> **Problema breve a**
Reproduzca literalmente las líneas de los registros, comenzando en la primera línea de los registros y terminando en la línea que contiene "candle-body: [186, 229, 191, 231]", ambas incluidas.

Comenzaremos indicando que el monasterio de San Vicente presenta un primer documento ya en el año 781, que define el de su fundación. En este año el Rey de los Ástures o de Asturias o del Asturorum Regnum es Mauregato (¿791?-Rey de Asturias entre 783 y su muerte en 789). Las primeras referencias al monacato en las tierras de la Asturia, dividida en dos gentilidades, prerromanas: transmontana y cismontana-augustana, se refieren, claramente, a la tradición de los eremitas y de sus cenobios del mundo religioso del orbe político de los visigodos de Toledo. Por todo lo que antecede, no es nada extraño que, en la ciudad de Oviedo, que luego será caput regni del Ovetao Regnum, se pudiese crear y organizar un monasterio tan eximio como el de San Vicente, inspirado en los ritos de la época visigoda o godos del oeste.

(Registros extraídos de una colección)
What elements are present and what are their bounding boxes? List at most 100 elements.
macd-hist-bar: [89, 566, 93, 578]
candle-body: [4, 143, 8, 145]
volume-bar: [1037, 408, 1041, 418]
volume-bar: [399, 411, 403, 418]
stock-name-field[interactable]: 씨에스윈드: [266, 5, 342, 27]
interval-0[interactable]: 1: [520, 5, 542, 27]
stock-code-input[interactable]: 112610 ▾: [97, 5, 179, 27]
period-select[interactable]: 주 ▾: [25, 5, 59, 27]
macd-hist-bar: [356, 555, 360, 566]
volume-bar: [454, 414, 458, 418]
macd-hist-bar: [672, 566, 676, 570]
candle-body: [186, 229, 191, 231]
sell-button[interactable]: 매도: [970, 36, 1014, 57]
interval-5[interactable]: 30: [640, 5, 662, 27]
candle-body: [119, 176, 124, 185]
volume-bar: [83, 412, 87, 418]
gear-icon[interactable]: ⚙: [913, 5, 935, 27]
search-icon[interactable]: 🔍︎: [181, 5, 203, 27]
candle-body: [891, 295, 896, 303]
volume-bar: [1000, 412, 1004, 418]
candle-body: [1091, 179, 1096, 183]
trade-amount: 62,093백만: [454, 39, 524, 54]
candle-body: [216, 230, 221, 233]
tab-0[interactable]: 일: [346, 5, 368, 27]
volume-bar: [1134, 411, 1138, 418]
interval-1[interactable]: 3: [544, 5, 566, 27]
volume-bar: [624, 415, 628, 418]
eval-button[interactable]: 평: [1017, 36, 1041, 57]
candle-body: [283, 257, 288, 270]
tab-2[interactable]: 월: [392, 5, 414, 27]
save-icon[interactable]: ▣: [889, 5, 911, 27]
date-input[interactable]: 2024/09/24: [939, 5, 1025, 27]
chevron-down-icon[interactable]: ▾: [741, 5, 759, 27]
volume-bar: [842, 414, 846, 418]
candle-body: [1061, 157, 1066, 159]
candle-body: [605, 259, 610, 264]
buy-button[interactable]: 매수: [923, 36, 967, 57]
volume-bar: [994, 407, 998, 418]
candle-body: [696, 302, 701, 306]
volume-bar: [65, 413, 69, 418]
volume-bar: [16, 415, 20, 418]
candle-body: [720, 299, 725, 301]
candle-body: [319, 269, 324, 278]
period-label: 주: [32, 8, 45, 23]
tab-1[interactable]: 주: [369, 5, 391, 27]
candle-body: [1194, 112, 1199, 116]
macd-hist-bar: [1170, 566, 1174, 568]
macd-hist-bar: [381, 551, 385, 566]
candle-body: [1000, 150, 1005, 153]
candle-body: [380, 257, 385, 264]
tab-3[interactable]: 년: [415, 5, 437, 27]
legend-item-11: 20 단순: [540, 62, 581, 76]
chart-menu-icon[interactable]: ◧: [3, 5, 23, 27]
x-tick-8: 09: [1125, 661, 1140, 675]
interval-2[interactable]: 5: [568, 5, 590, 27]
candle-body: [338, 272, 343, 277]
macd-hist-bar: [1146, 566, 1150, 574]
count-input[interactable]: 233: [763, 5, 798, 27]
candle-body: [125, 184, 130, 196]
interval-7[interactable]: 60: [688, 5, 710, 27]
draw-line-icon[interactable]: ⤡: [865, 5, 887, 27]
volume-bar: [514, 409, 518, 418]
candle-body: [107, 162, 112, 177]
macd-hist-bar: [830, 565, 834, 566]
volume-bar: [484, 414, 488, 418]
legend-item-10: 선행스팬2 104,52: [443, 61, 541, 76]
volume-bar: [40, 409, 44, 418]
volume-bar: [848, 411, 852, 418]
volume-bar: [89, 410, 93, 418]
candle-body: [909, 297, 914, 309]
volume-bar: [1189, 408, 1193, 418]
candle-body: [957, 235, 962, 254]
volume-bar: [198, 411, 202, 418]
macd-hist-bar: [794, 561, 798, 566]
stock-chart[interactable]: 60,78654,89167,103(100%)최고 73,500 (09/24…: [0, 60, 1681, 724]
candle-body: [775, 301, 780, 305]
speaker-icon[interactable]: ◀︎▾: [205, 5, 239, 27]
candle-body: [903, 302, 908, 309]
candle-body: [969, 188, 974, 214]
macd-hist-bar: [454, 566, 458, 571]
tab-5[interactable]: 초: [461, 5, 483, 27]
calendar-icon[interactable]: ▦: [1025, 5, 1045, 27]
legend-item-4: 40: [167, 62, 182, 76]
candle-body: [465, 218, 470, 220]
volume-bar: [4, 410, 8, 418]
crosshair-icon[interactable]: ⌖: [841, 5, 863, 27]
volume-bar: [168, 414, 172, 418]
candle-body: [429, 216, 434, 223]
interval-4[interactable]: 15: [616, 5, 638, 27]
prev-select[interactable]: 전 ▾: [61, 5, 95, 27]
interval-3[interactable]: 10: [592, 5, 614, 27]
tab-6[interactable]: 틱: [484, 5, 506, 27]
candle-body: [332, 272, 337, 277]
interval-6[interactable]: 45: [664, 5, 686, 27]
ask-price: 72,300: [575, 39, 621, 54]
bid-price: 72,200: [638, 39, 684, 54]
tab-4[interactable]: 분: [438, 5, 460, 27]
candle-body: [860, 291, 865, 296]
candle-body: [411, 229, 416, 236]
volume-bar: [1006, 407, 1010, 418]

> **Problema breve b**
Según el texto sobre el monasterio de San Vicente, ¿en qué año aparece el primer documento del monasterio?

> **Solución escrita a**
What elements are present and what are their bounding boxes? List at most 100 elements.
macd-hist-bar: [89, 566, 93, 578]
candle-body: [4, 143, 8, 145]
volume-bar: [1037, 408, 1041, 418]
volume-bar: [399, 411, 403, 418]
stock-name-field[interactable]: 씨에스윈드: [266, 5, 342, 27]
interval-0[interactable]: 1: [520, 5, 542, 27]
stock-code-input[interactable]: 112610 ▾: [97, 5, 179, 27]
period-select[interactable]: 주 ▾: [25, 5, 59, 27]
macd-hist-bar: [356, 555, 360, 566]
volume-bar: [454, 414, 458, 418]
macd-hist-bar: [672, 566, 676, 570]
candle-body: [186, 229, 191, 231]

> **Solución escrita b**
En el año 781.